Give every entry again, word for word.

GIVEN DATA »
+++
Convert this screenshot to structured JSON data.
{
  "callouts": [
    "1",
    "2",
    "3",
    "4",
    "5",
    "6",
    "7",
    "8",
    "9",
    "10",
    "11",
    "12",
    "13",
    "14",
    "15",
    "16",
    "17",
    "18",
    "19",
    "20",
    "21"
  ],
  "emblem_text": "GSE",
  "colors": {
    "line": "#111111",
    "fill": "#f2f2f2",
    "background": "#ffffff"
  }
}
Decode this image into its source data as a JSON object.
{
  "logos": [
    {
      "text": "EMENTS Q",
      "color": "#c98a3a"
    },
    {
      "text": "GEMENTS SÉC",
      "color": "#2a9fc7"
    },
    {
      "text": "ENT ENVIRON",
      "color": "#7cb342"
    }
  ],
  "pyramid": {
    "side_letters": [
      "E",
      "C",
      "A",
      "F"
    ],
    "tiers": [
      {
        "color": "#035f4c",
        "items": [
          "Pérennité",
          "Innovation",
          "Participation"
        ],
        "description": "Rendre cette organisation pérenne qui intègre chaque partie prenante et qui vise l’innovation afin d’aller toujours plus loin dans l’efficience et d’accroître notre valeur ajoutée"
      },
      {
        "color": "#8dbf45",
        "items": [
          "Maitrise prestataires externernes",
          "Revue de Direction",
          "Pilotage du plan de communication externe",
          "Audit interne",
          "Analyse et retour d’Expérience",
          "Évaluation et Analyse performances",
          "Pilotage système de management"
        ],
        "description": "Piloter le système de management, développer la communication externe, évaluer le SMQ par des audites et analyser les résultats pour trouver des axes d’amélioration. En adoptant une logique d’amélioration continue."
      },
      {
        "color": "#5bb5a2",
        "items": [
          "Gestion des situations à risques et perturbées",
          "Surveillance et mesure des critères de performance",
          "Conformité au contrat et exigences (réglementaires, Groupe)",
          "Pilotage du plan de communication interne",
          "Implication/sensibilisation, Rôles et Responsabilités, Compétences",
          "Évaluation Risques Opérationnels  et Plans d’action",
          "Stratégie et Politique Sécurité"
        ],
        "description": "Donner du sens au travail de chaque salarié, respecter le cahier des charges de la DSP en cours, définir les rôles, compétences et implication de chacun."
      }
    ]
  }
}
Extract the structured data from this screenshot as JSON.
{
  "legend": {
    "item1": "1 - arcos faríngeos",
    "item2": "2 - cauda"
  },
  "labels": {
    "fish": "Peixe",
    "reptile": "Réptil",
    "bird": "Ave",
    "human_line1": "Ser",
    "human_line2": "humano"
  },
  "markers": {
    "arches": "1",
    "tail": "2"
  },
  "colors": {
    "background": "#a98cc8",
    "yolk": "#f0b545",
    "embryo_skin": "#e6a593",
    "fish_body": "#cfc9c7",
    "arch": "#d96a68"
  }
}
+++
REPLY TO THE EXERCISE »
Convert this screenshot to structured JSON data.
{
  "callouts": [
    "1",
    "2",
    "3",
    "4",
    "5",
    "6",
    "7",
    "8",
    "9",
    "10",
    "11",
    "12",
    "13",
    "14",
    "15",
    "16",
    "17",
    "18",
    "19",
    "20",
    "21"
  ],
  "emblem_text": "GSE",
  "colors": {
    "line": "#111111",
    "fill": "#f2f2f2",
    "background": "#ffffff"
  }
}
Decode this image into its source data as a JSON object.
{
  "logos": [
    {
      "text": "EMENTS Q",
      "color": "#c98a3a"
    },
    {
      "text": "GEMENTS SÉC",
      "color": "#2a9fc7"
    },
    {
      "text": "ENT ENVIRON",
      "color": "#7cb342"
    }
  ],
  "pyramid": {
    "side_letters": [
      "E",
      "C",
      "A",
      "F"
    ],
    "tiers": [
      {
        "color": "#035f4c",
        "items": [
          "Pérennité",
          "Innovation",
          "Participation"
        ],
        "description": "Rendre cette organisation pérenne qui intègre chaque partie prenante et qui vise l’innovation afin d’aller toujours plus loin dans l’efficience et d’accroître notre valeur ajoutée"
      },
      {
        "color": "#8dbf45",
        "items": [
          "Maitrise prestataires externernes",
          "Revue de Direction",
          "Pilotage du plan de communication externe",
          "Audit interne",
          "Analyse et retour d’Expérience",
          "Évaluation et Analyse performances",
          "Pilotage système de management"
        ],
        "description": "Piloter le système de management, développer la communication externe, évaluer le SMQ par des audites et analyser les résultats pour trouver des axes d’amélioration. En adoptant une logique d’amélioration continue."
      },
      {
        "color": "#5bb5a2",
        "items": [
          "Gestion des situations à risques et perturbées",
          "Surveillance et mesure des critères de performance",
          "Conformité au contrat et exigences (réglementaires, Groupe)",
          "Pilotage du plan de communication interne",
          "Implication/sensibilisation, Rôles et Responsabilités, Compétences",
          "Évaluation Risques Opérationnels  et Plans d’action",
          "Stratégie et Politique Sécurité"
        ],
        "description": "Donner du sens au travail de chaque salarié, respecter le cahier des charges de la DSP en cours, définir les rôles, compétences et implication de chacun."
      }
    ]
  }
}
Extract the structured data from this screenshot as JSON.
{
  "legend": {
    "item1": "1 - arcos faríngeos",
    "item2": "2 - cauda"
  },
  "labels": {
    "fish": "Peixe",
    "reptile": "Réptil",
    "bird": "Ave",
    "human_line1": "Ser",
    "human_line2": "humano"
  },
  "markers": {
    "arches": "1",
    "tail": "2"
  },
  "colors": {
    "background": "#a98cc8",
    "yolk": "#f0b545",
    "embryo_skin": "#e6a593",
    "fish_body": "#cfc9c7",
    "arch": "#d96a68"
  }
}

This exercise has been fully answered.